* _TASK INSTRUCTIONS_:
In the entries below, find every line with "positively" and copy it.

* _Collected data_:
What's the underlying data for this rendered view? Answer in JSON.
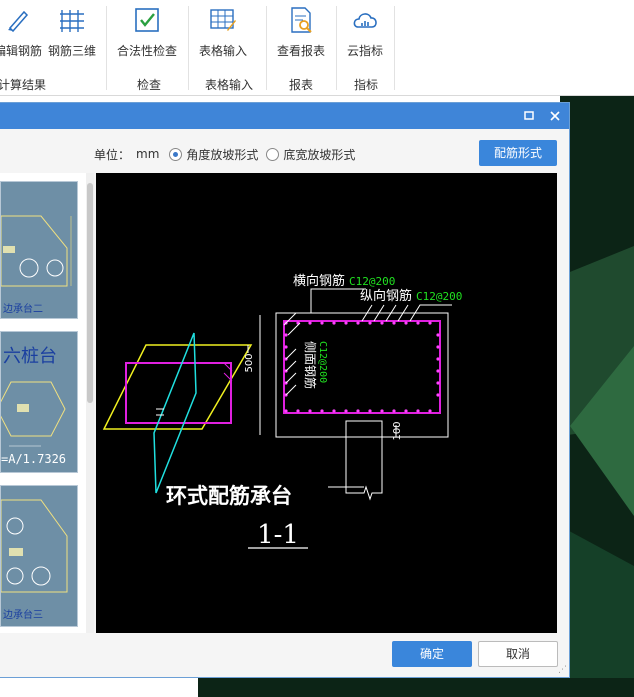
{
  "ribbon": {
    "buttons": [
      {
        "label": "编辑钢筋",
        "icon": "edit-rebar-icon"
      },
      {
        "label": "钢筋三维",
        "icon": "rebar-3d-icon"
      },
      {
        "label": "合法性检查",
        "icon": "validity-check-icon"
      },
      {
        "label": "表格输入",
        "icon": "table-input-icon"
      },
      {
        "label": "查看报表",
        "icon": "view-report-icon"
      },
      {
        "label": "云指标",
        "icon": "cloud-index-icon"
      }
    ],
    "groups": [
      "计算结果",
      "检查",
      "表格输入",
      "报表",
      "指标"
    ]
  },
  "dialog": {
    "unit_label": "单位：",
    "unit_value": "mm",
    "radio_options": [
      {
        "label": "角度放坡形式",
        "selected": true
      },
      {
        "label": "底宽放坡形式",
        "selected": false
      }
    ],
    "rebar_form_button": "配筋形式",
    "ok_button": "确定",
    "cancel_button": "取消",
    "thumbnails": [
      {
        "caption": "边承台二"
      },
      {
        "caption": "六桩台",
        "sub": "=A/1.7326"
      },
      {
        "caption": "边承台三"
      }
    ]
  },
  "drawing": {
    "label_horizontal": "横向钢筋",
    "label_horizontal_spec": "C12@200",
    "label_longitudinal": "纵向钢筋",
    "label_longitudinal_spec": "C12@200",
    "label_side": "侧面钢筋",
    "label_side_spec": "C12@200",
    "dim_500": "500",
    "dim_100": "100",
    "title": "环式配筋承台",
    "section": "1-1"
  },
  "colors": {
    "titlebar": "#3f85d8",
    "accent_button": "#3a86db",
    "rebar_magenta": "#e020e0",
    "cad_green": "#20e020",
    "cad_yellow": "#f0f020",
    "cad_cyan": "#20e0e0"
  }
}
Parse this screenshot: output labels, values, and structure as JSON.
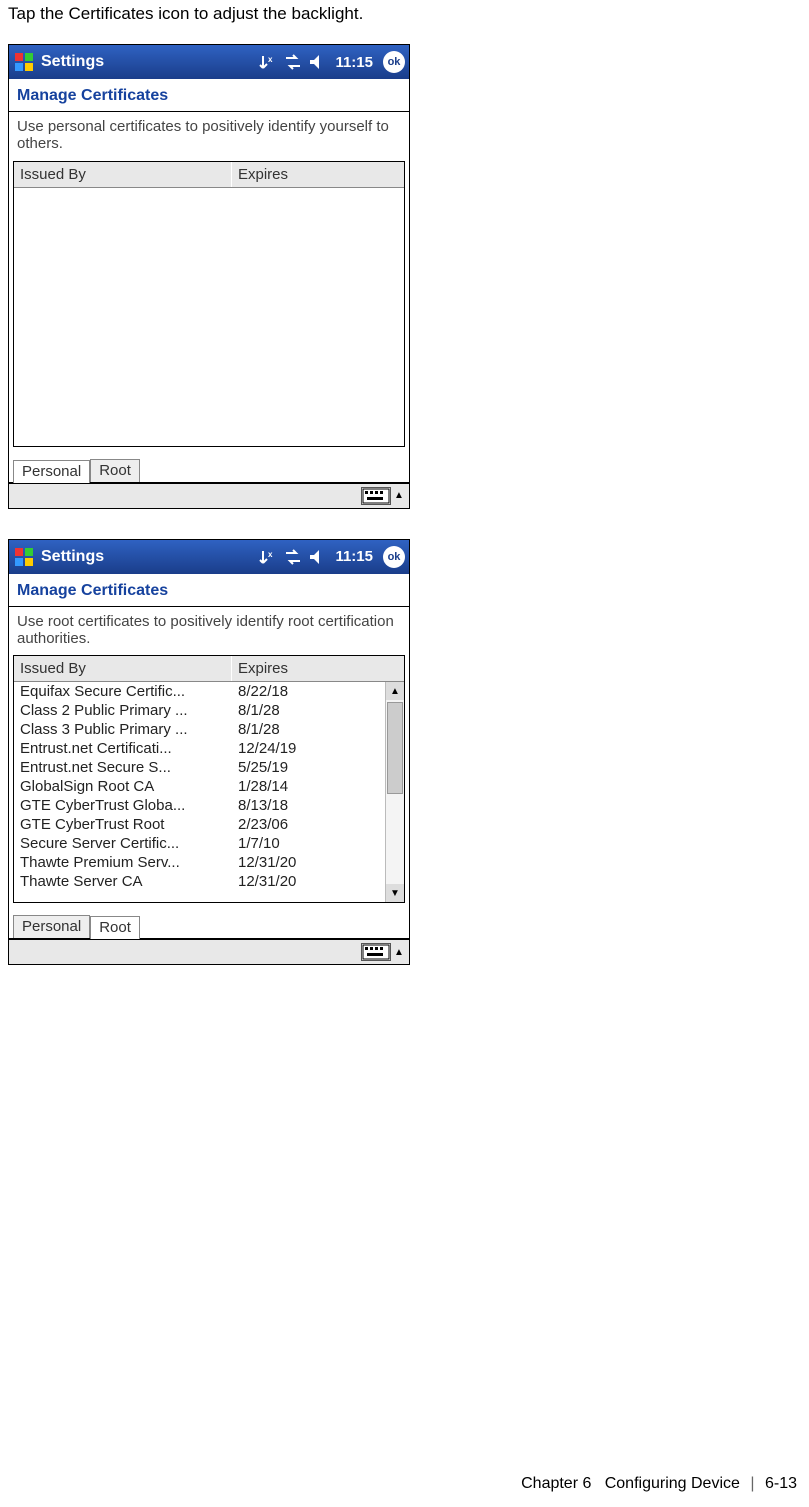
{
  "instruction": "Tap the Certificates icon to adjust the backlight.",
  "statusbar": {
    "app_title": "Settings",
    "time": "11:15",
    "ok_label": "ok"
  },
  "screen_personal": {
    "heading": "Manage Certificates",
    "description": "Use personal certificates to positively identify yourself to others.",
    "columns": {
      "issued_by": "Issued By",
      "expires": "Expires"
    },
    "rows": [],
    "tabs": {
      "personal": "Personal",
      "root": "Root",
      "active": "personal"
    }
  },
  "screen_root": {
    "heading": "Manage Certificates",
    "description": "Use root certificates to positively identify root certification authorities.",
    "columns": {
      "issued_by": "Issued By",
      "expires": "Expires"
    },
    "rows": [
      {
        "issued_by": "Equifax Secure Certific...",
        "expires": "8/22/18"
      },
      {
        "issued_by": "Class 2 Public Primary ...",
        "expires": "8/1/28"
      },
      {
        "issued_by": "Class 3 Public Primary ...",
        "expires": "8/1/28"
      },
      {
        "issued_by": "Entrust.net Certificati...",
        "expires": "12/24/19"
      },
      {
        "issued_by": "Entrust.net Secure S...",
        "expires": "5/25/19"
      },
      {
        "issued_by": "GlobalSign Root CA",
        "expires": "1/28/14"
      },
      {
        "issued_by": "GTE CyberTrust Globa...",
        "expires": "8/13/18"
      },
      {
        "issued_by": "GTE CyberTrust Root",
        "expires": "2/23/06"
      },
      {
        "issued_by": "Secure Server Certific...",
        "expires": "1/7/10"
      },
      {
        "issued_by": "Thawte Premium Serv...",
        "expires": "12/31/20"
      },
      {
        "issued_by": "Thawte Server CA",
        "expires": "12/31/20"
      }
    ],
    "tabs": {
      "personal": "Personal",
      "root": "Root",
      "active": "root"
    }
  },
  "footer": {
    "chapter": "Chapter 6",
    "title": "Configuring Device",
    "page": "6-13"
  }
}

* _ANSWER TO THIS EXERCISE_:
    "description": "Use personal certificates to positively identify yourself to others.",
    "description": "Use root certificates to positively identify root certification authorities.",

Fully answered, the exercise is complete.